GIVEN PROBLEM:
Go through the listing and copy each line with the string "Temperature".

DATASET EXTRACT:
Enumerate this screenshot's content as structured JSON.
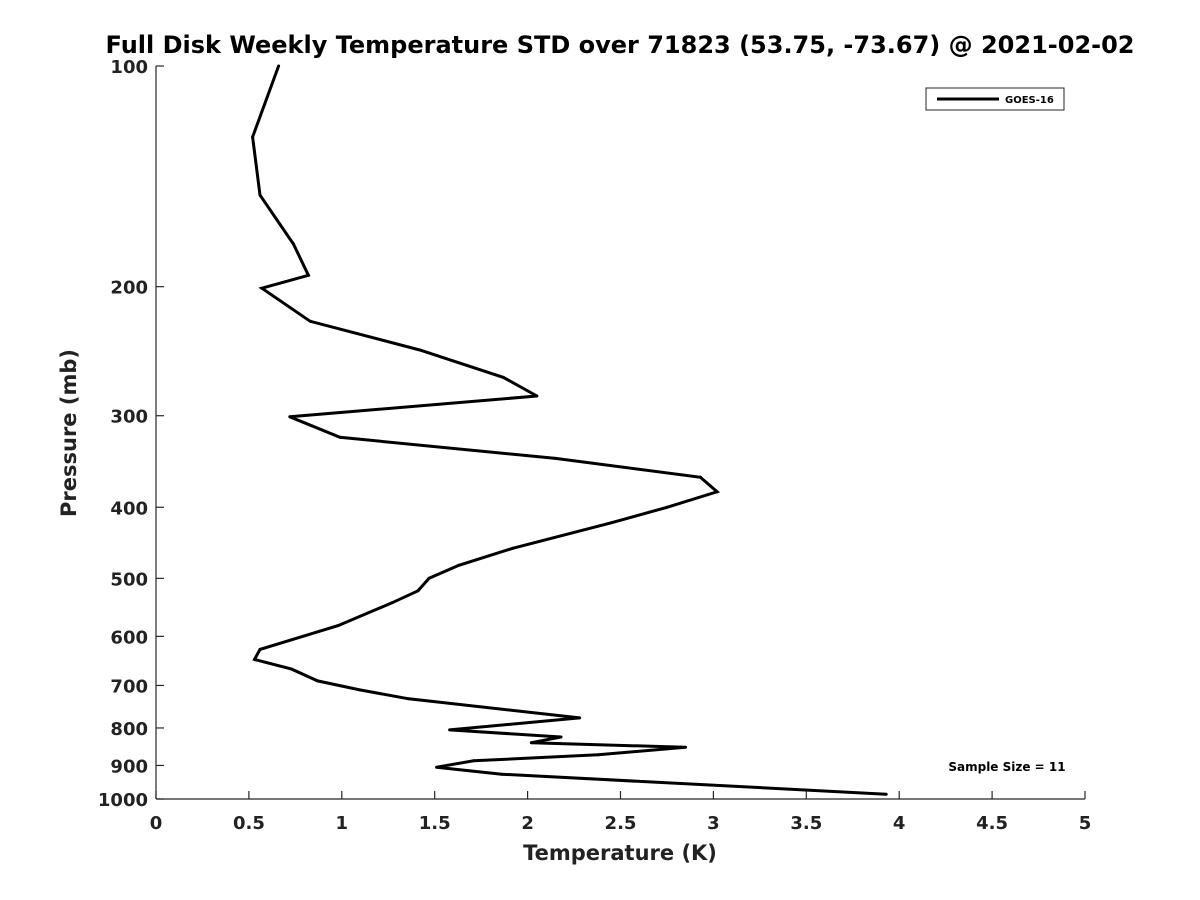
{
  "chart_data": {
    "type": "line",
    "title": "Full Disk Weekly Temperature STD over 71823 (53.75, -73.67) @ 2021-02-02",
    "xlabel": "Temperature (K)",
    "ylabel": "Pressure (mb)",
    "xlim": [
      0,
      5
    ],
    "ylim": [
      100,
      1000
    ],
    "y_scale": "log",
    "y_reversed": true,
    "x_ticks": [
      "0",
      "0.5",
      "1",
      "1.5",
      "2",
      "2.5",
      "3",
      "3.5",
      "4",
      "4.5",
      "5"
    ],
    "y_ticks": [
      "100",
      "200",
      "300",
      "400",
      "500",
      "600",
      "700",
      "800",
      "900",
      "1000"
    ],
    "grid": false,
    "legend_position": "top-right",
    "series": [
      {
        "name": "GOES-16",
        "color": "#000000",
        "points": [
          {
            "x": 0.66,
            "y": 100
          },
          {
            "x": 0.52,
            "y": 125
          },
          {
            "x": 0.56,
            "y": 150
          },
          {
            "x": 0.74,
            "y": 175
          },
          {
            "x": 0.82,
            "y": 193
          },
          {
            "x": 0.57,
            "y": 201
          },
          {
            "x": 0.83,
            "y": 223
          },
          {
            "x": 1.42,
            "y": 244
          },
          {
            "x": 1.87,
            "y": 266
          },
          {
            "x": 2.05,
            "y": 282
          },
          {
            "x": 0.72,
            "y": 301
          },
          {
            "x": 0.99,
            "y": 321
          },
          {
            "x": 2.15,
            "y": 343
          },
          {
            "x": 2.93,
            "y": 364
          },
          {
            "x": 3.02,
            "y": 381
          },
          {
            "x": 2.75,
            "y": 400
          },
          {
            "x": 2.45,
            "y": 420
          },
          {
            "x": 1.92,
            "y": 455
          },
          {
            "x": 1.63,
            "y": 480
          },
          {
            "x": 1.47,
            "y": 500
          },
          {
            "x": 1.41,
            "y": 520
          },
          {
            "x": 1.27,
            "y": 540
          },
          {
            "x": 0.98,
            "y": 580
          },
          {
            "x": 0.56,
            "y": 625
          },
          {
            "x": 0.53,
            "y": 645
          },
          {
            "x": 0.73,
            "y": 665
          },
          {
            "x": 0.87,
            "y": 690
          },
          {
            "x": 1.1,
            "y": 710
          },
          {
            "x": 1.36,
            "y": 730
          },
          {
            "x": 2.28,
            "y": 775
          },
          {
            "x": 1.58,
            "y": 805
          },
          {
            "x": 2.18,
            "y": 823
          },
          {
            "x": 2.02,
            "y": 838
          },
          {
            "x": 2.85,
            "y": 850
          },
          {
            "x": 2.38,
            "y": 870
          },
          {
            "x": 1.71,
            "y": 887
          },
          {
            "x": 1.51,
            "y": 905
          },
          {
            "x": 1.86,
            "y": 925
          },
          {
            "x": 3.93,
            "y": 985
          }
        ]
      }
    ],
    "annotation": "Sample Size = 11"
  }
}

RESPONSE:
    "title": "Full Disk Weekly Temperature STD over 71823 (53.75, -73.67) @ 2021-02-02",
    "xlabel": "Temperature (K)",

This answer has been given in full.